WRITTEN INSTRUCTION - Look through the lines of the material and count those containing "screenshot". Give that count alone.

Source data
--------

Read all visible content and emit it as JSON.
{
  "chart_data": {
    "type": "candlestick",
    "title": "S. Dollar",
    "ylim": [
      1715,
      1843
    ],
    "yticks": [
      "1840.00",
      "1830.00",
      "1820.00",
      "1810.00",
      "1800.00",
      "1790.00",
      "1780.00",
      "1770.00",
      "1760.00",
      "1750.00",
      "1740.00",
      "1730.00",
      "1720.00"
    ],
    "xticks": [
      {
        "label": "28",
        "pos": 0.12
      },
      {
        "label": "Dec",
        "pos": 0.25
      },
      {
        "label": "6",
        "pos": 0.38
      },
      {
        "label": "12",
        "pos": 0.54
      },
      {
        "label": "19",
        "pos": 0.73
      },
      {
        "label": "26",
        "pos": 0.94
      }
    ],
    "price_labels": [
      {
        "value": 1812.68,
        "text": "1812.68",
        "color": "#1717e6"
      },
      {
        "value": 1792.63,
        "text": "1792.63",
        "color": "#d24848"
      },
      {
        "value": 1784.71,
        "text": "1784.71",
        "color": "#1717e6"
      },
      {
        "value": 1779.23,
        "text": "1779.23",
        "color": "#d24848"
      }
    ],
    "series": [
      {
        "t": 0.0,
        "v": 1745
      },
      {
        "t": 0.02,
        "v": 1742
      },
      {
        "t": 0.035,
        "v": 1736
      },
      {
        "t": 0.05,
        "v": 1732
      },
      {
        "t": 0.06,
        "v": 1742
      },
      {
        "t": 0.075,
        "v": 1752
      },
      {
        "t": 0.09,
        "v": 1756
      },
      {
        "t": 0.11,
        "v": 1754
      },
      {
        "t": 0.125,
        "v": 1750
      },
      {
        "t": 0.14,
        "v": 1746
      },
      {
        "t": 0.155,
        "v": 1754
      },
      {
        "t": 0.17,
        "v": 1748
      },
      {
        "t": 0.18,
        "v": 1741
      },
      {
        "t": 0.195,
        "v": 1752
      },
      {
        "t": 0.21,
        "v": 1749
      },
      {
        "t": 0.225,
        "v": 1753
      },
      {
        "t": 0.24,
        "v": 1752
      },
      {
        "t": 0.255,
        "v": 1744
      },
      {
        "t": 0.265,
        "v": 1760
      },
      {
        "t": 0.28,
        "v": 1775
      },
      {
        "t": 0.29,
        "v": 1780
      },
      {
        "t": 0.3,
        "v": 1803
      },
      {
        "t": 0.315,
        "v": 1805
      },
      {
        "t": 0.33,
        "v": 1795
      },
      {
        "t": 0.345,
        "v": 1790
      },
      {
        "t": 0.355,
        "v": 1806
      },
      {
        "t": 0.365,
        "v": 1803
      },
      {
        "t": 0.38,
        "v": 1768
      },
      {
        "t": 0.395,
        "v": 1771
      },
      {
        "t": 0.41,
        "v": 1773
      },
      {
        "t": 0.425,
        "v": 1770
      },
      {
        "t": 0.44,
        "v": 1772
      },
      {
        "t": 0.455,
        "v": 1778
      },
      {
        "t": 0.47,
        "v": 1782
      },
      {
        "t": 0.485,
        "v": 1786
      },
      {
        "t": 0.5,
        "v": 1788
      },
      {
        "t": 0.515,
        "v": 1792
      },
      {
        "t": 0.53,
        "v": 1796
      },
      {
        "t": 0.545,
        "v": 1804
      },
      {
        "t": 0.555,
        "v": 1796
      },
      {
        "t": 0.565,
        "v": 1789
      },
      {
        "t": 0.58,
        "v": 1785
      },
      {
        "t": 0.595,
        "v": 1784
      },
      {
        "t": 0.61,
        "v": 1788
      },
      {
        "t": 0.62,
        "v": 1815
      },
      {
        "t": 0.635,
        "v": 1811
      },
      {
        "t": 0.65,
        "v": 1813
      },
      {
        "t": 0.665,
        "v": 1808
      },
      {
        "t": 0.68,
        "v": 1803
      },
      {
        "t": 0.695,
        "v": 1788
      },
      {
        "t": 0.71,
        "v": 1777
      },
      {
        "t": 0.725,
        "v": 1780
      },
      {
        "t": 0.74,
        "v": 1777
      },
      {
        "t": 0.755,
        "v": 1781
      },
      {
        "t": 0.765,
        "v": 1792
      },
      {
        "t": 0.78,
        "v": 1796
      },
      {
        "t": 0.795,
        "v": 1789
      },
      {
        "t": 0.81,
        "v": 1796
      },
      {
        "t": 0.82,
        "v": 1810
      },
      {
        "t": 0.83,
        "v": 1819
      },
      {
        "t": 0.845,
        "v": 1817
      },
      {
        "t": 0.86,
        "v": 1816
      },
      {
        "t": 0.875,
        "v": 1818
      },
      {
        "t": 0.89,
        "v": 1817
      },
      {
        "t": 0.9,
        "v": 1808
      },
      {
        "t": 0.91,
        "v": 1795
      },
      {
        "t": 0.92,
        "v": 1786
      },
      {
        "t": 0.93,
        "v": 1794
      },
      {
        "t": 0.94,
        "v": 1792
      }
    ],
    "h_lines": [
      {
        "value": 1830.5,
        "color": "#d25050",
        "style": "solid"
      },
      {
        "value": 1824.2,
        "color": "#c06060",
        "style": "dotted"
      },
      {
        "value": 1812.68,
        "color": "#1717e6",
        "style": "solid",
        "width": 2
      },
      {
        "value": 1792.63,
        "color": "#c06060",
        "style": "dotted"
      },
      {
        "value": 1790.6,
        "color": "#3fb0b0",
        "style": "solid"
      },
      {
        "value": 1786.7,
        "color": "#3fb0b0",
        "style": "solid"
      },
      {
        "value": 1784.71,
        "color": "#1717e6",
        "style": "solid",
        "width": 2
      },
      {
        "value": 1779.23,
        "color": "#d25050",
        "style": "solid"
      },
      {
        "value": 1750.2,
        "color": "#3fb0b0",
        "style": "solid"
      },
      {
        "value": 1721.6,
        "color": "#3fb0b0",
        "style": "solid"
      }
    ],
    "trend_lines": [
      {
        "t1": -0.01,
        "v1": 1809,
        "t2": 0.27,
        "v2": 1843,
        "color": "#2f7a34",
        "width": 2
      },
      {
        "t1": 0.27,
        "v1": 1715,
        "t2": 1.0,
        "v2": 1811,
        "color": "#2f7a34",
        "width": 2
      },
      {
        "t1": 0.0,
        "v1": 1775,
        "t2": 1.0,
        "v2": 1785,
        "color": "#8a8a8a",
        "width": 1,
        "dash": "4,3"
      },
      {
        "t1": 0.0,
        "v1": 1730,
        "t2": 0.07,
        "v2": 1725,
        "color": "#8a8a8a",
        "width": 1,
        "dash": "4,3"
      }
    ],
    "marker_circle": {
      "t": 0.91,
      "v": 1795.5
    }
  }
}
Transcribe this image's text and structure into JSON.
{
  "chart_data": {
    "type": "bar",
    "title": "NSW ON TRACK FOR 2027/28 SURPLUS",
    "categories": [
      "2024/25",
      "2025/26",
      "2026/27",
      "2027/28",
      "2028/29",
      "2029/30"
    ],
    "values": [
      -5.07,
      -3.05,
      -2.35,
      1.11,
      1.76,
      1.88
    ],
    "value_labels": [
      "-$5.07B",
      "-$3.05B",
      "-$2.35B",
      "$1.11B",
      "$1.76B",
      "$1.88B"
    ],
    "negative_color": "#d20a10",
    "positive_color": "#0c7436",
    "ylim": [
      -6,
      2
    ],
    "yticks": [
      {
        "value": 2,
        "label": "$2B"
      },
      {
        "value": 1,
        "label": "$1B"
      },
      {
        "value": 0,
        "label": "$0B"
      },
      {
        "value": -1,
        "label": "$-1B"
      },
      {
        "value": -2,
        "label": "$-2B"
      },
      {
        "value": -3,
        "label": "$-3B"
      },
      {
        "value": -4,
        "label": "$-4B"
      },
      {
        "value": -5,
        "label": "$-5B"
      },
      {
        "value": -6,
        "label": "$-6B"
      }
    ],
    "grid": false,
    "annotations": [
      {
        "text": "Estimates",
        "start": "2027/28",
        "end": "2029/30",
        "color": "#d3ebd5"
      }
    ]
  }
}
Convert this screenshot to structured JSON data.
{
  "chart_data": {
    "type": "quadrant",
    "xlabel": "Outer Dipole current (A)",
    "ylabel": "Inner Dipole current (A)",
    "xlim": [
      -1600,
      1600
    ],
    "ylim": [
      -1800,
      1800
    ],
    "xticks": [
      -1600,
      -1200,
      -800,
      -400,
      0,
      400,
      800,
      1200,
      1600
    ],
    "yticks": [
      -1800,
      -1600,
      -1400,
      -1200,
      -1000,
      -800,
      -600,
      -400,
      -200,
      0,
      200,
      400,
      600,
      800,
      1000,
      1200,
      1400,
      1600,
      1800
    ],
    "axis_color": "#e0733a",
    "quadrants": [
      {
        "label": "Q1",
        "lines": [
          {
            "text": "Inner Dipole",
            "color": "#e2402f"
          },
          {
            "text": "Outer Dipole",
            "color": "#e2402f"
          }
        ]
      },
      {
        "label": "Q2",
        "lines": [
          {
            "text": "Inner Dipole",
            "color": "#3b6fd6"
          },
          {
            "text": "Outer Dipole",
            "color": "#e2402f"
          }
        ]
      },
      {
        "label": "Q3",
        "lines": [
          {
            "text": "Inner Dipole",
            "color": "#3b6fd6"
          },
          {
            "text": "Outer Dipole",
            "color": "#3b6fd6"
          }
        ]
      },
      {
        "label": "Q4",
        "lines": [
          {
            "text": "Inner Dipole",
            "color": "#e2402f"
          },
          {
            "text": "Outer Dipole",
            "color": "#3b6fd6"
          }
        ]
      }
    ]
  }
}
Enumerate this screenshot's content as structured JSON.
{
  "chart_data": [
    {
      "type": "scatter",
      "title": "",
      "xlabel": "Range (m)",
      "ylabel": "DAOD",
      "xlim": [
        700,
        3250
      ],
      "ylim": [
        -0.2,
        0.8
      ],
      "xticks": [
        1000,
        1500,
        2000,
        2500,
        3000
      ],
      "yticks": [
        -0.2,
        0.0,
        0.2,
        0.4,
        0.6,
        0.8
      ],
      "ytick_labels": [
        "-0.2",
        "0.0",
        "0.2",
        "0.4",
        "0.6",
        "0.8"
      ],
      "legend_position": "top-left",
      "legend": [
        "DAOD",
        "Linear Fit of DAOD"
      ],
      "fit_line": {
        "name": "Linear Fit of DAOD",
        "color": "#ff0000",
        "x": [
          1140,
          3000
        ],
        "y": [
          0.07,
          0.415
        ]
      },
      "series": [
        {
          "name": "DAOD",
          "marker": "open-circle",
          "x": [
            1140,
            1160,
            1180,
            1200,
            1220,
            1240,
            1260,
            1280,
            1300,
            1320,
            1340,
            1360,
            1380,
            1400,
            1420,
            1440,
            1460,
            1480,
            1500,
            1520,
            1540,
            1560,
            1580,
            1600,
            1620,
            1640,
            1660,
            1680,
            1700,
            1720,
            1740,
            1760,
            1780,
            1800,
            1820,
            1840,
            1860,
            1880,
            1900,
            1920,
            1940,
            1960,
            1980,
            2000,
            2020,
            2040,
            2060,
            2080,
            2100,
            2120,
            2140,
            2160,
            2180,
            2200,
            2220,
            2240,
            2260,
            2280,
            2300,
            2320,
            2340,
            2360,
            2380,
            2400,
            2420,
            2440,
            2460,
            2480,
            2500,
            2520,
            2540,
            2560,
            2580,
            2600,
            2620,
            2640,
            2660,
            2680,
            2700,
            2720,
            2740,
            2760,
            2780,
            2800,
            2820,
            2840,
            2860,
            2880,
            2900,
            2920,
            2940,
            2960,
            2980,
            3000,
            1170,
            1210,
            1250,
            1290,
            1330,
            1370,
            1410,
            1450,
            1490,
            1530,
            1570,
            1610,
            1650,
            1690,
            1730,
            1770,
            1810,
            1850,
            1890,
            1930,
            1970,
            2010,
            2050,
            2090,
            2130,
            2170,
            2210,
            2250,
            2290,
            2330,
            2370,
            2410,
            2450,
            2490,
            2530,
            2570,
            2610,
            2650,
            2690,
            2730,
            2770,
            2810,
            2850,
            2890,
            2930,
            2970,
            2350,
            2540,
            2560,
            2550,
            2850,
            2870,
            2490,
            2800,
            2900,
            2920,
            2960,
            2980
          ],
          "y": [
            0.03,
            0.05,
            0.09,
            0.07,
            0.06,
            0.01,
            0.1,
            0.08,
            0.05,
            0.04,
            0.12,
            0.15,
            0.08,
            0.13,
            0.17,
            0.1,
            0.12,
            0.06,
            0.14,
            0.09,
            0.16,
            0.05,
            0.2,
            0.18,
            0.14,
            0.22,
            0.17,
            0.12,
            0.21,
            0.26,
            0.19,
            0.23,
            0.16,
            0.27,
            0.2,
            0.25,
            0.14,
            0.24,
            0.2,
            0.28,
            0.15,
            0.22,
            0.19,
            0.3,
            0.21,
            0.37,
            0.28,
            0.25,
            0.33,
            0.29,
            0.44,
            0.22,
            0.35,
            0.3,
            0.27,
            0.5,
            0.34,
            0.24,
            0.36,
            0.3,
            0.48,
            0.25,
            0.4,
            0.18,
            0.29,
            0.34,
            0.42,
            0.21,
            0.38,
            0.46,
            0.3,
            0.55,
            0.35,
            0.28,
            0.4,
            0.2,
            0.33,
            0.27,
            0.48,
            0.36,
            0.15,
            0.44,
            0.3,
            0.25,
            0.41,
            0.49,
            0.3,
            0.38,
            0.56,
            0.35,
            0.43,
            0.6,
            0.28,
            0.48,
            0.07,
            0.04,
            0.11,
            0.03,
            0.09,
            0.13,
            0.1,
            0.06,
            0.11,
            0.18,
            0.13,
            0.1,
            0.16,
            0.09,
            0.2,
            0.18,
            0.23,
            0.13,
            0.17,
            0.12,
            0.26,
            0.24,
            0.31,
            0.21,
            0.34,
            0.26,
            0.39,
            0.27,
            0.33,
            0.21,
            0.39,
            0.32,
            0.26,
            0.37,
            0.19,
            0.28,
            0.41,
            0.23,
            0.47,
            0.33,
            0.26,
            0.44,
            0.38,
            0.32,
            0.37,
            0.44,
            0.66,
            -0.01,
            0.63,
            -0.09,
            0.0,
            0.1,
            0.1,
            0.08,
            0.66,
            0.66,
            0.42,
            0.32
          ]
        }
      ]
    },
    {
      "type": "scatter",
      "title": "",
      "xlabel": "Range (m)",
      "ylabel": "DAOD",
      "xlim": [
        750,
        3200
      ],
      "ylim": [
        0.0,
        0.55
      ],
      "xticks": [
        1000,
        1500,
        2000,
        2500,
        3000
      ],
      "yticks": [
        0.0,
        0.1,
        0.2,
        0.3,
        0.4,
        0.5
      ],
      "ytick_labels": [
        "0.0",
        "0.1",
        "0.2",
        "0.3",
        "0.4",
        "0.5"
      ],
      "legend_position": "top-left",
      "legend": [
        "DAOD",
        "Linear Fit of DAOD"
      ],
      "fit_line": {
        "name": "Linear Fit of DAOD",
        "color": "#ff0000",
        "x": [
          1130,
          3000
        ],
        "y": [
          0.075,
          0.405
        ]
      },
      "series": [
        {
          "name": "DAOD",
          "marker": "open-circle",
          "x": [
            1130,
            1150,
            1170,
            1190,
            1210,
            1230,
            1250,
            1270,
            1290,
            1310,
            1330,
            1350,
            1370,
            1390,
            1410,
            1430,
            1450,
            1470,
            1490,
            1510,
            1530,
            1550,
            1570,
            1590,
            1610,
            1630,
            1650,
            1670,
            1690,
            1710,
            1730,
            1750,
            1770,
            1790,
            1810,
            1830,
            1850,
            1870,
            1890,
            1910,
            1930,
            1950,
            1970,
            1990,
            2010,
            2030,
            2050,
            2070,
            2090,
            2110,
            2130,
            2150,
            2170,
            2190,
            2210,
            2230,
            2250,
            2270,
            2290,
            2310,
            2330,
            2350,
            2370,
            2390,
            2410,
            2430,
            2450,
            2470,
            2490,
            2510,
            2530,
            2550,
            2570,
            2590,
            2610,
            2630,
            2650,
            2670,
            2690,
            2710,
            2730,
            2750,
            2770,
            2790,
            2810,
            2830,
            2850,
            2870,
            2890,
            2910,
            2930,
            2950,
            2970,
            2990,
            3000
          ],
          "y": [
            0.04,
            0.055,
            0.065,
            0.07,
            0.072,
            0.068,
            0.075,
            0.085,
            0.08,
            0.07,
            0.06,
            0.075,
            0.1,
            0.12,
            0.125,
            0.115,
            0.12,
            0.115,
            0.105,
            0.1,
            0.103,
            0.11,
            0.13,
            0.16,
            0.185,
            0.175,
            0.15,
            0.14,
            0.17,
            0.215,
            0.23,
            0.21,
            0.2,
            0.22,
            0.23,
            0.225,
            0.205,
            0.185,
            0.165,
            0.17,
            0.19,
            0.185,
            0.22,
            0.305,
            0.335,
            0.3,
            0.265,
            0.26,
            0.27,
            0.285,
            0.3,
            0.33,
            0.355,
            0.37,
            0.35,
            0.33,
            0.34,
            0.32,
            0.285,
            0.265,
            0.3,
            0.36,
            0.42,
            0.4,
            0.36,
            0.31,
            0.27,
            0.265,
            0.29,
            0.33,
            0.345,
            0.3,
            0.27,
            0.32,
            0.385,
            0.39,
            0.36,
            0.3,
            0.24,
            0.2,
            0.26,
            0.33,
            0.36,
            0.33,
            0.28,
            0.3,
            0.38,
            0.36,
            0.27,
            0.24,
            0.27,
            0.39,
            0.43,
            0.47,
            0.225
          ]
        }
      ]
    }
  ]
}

--------

COMPLETED EXERCISE - 2